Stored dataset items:

────────────────────────────────────────

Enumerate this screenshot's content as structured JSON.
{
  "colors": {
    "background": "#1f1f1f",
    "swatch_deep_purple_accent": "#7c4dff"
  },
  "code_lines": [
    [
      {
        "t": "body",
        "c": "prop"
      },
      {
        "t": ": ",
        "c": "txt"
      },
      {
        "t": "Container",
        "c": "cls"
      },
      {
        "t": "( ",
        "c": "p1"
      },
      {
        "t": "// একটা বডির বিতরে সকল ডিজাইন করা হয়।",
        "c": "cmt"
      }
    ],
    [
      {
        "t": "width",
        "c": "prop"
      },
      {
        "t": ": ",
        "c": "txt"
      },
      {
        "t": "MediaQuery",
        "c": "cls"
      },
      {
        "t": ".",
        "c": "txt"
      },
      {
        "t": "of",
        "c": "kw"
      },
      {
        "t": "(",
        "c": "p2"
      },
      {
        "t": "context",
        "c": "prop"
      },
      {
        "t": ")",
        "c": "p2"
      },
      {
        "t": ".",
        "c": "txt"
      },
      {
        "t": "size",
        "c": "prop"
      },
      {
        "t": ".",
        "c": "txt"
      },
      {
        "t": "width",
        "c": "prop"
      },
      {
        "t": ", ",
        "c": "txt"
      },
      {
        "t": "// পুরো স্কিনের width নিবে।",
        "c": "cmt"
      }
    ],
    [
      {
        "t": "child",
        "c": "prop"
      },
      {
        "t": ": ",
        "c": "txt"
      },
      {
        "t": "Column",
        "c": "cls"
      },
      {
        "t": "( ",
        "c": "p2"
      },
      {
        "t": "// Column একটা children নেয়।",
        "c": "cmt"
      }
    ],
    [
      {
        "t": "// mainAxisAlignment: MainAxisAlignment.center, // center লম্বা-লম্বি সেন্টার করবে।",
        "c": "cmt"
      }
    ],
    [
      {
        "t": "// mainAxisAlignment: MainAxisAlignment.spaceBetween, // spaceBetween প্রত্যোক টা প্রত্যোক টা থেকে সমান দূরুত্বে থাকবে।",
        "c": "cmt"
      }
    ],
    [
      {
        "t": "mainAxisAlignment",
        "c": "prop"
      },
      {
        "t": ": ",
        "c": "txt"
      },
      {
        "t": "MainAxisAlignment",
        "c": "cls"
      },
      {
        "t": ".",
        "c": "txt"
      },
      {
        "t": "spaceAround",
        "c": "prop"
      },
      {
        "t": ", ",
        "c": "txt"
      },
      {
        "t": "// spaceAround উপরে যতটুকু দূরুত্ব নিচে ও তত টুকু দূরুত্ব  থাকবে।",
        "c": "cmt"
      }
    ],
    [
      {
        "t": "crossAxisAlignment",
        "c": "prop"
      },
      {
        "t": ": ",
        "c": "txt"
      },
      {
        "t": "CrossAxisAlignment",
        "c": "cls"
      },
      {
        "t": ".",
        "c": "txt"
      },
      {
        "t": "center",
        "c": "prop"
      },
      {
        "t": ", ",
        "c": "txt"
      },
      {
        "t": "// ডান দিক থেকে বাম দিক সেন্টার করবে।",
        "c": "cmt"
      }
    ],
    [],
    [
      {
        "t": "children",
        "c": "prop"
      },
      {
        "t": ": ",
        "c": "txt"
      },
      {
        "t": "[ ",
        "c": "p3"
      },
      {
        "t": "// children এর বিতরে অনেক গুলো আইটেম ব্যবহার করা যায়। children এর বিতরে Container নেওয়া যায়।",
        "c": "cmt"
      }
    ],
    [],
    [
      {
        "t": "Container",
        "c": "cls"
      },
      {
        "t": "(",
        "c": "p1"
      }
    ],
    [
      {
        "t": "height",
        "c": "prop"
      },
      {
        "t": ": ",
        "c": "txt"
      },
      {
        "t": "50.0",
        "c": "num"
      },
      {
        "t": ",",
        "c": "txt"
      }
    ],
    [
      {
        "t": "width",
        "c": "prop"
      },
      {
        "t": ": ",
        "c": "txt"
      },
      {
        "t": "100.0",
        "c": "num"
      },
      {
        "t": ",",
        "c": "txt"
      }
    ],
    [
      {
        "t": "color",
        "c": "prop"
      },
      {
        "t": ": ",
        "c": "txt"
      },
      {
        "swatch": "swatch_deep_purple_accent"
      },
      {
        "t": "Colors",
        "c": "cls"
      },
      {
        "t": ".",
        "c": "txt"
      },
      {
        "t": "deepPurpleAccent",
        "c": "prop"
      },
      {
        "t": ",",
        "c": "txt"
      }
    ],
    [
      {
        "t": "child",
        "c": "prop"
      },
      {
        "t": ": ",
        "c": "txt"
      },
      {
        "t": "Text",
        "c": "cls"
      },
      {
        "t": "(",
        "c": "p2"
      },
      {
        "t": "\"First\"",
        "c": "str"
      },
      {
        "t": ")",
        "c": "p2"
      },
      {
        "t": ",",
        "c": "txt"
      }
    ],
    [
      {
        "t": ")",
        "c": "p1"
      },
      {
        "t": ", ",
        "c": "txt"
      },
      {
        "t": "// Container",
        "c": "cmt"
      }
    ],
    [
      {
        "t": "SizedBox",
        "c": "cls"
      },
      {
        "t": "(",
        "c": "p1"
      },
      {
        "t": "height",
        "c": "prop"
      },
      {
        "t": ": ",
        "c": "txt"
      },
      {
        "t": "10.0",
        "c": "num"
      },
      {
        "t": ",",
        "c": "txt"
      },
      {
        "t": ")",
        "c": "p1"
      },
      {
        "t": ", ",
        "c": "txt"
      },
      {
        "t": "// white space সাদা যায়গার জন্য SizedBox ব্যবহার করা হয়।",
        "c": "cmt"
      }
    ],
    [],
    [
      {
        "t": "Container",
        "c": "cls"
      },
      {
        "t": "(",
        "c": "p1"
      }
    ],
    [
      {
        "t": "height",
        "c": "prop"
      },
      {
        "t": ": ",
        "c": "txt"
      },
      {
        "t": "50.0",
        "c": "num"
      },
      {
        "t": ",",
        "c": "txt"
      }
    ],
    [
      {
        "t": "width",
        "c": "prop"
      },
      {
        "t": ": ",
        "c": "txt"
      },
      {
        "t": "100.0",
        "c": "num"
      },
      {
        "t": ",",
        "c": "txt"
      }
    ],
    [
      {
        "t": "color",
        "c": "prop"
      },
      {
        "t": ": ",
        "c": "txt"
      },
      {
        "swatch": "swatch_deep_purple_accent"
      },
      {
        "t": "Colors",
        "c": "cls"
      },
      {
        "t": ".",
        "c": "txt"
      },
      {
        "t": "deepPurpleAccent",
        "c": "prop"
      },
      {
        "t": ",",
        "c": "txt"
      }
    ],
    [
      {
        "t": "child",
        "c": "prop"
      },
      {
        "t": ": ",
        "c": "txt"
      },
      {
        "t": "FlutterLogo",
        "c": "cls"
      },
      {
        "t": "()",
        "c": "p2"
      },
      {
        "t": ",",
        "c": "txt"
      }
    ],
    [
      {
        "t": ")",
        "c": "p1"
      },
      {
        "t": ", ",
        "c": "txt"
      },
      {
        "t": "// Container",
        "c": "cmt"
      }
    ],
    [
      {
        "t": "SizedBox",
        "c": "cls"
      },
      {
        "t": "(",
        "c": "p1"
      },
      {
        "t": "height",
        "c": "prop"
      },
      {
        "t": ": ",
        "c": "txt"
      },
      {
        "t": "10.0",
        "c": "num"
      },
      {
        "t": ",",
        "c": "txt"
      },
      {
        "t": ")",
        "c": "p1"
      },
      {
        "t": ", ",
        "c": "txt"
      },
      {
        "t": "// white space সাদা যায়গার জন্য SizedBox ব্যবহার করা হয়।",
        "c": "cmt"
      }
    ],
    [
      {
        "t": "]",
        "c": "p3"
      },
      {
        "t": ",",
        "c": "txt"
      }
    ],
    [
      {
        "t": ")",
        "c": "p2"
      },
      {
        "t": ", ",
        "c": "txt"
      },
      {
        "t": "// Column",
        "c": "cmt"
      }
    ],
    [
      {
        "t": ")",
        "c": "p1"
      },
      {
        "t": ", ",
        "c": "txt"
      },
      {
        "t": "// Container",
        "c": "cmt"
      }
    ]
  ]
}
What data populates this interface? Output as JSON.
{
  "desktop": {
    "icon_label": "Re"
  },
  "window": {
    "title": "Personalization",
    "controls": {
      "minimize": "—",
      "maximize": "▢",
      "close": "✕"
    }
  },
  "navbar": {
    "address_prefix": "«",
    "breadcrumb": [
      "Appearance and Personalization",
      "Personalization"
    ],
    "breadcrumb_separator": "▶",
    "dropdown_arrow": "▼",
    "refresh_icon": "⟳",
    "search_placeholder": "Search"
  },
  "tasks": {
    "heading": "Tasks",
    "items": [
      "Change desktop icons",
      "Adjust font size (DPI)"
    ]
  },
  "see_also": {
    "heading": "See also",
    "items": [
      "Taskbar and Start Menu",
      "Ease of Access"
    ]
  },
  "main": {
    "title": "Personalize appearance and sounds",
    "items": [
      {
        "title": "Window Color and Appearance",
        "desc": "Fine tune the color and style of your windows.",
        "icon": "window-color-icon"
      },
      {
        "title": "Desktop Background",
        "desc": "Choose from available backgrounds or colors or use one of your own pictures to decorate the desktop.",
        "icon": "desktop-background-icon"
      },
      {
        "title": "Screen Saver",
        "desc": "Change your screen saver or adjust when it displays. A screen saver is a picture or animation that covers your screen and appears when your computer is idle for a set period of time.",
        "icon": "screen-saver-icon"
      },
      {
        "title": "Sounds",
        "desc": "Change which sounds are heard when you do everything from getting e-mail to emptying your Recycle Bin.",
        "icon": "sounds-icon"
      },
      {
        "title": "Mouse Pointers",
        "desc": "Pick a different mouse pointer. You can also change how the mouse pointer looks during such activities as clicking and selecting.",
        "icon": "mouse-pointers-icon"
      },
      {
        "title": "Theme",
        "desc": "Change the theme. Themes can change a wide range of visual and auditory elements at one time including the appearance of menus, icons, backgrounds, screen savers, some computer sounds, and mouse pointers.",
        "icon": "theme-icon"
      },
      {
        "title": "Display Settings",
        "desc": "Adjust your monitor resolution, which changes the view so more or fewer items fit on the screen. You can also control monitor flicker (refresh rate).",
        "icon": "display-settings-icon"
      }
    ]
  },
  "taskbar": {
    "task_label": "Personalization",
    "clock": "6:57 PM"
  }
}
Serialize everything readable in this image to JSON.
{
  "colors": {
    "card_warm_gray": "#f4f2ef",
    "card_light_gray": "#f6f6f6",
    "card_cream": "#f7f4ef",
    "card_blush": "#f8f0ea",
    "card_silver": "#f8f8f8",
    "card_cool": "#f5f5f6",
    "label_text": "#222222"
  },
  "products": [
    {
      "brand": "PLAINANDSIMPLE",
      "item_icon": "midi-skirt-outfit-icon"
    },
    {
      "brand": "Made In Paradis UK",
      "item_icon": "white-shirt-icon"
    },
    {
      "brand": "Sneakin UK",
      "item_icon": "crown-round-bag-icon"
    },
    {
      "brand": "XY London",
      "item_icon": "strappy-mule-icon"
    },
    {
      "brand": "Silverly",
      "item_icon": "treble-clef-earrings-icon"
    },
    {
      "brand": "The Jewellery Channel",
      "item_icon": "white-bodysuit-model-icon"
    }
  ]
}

────────────────────────────────────────

#### Given task
Return exactly the lines from the one containing "Serialize everything readable" to the last line of the data, and nothing more.

#### Full answer
Serialize everything readable in this image to JSON.
{
  "colors": {
    "card_warm_gray": "#f4f2ef",
    "card_light_gray": "#f6f6f6",
    "card_cream": "#f7f4ef",
    "card_blush": "#f8f0ea",
    "card_silver": "#f8f8f8",
    "card_cool": "#f5f5f6",
    "label_text": "#222222"
  },
  "products": [
    {
      "brand": "PLAINANDSIMPLE",
      "item_icon": "midi-skirt-outfit-icon"
    },
    {
      "brand": "Made In Paradis UK",
      "item_icon": "white-shirt-icon"
    },
    {
      "brand": "Sneakin UK",
      "item_icon": "crown-round-bag-icon"
    },
    {
      "brand": "XY London",
      "item_icon": "strappy-mule-icon"
    },
    {
      "brand": "Silverly",
      "item_icon": "treble-clef-earrings-icon"
    },
    {
      "brand": "The Jewellery Channel",
      "item_icon": "white-bodysuit-model-icon"
    }
  ]
}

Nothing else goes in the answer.